▸ **AIM OF THE TASK**
The Fern Room text below describes a buzz of activity inside the conservatory's glass walls. List each group of people it names, along with what that group is doing.

The Fern Room
The Fern Room at the Garfield Park Conservatory
The Garfield Park Conservatory functions on the whole as a quiet oasis of flora in the middle of the still-rough-and-tumble west side, but its glass walls can contain a surprising buzz of activity: Park District gardeners tending to sick trees, art students sketching aroids, dazed couples planning wedding receptions, heedless toddlers hurling themselves out of the children’s garden into the perversely adjacent cactus house. For getting away from it all once you’re already there, there’s the Fern Room.

▸ **EXTRACTED INFORMATION**
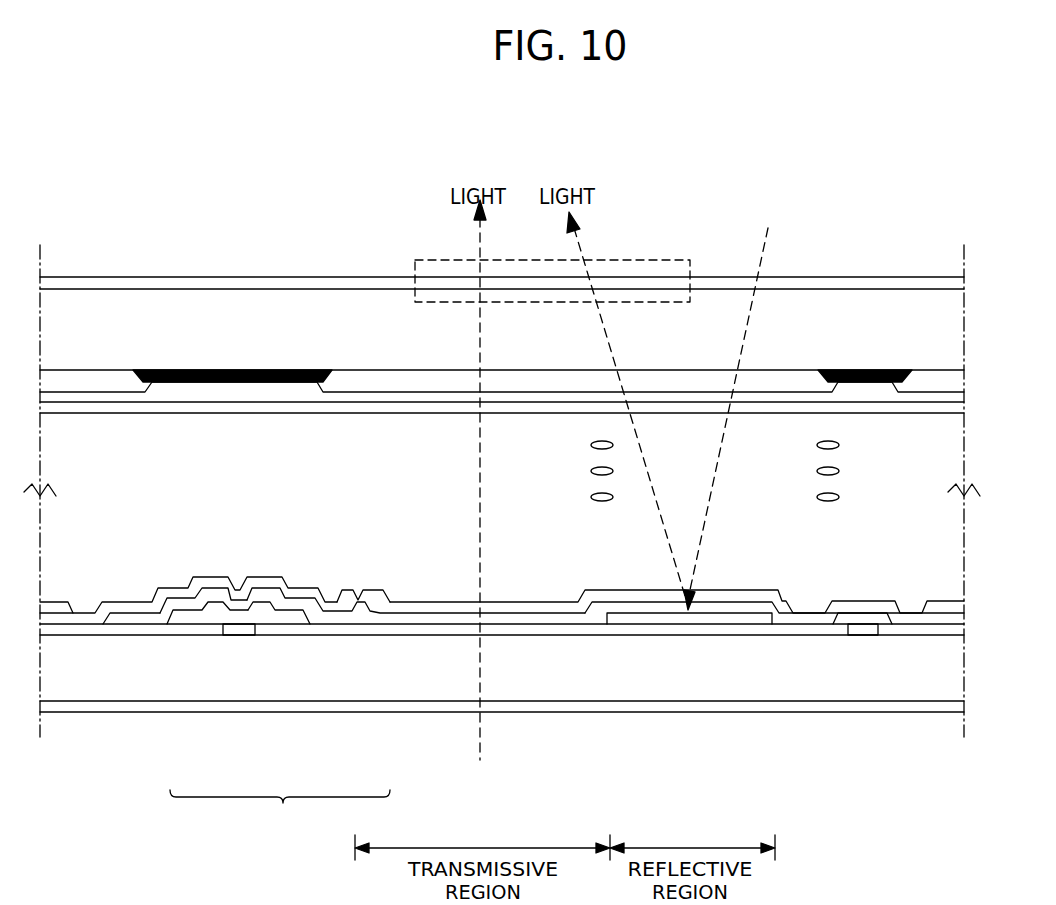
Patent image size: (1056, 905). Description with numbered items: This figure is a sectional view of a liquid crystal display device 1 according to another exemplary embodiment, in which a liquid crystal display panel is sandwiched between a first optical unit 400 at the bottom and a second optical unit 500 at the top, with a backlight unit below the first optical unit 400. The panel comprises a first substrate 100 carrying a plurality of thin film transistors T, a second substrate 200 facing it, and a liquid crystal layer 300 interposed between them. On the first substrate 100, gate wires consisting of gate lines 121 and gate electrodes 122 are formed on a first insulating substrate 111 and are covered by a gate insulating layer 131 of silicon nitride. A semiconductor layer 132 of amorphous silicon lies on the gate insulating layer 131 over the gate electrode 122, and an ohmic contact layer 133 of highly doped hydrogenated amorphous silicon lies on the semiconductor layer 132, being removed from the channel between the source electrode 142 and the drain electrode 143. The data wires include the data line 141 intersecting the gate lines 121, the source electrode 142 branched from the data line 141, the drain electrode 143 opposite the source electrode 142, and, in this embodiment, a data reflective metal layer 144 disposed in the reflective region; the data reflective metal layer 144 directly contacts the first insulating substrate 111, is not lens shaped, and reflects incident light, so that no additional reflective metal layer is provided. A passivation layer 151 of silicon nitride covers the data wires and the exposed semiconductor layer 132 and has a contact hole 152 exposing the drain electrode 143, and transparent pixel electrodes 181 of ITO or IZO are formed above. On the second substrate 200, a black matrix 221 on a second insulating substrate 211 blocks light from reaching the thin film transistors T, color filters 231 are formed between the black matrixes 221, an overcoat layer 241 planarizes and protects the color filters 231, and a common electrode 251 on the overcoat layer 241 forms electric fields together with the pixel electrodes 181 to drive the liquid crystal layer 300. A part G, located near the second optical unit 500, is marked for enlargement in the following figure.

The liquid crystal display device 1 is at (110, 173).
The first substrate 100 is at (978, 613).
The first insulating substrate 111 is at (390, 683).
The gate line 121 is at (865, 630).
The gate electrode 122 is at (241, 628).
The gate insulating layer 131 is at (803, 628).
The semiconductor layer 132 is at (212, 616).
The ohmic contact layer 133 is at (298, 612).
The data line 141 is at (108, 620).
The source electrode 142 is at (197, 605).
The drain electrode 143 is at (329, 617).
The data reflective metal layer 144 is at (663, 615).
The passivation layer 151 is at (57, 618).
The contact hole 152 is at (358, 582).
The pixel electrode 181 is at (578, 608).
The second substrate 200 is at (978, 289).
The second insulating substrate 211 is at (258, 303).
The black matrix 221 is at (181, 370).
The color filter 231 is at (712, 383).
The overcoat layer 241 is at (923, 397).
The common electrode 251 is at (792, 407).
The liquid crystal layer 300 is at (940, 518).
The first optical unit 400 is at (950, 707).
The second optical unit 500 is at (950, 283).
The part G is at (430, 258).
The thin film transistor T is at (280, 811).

▸ **EXERCISE ANSWER**
- Park District gardeners: tending to sick trees
- Art students: sketching aroids
- Dazed couples: planning wedding receptions
- Heedless toddlers: hurling themselves out of the children's garden into the adjacent cactus house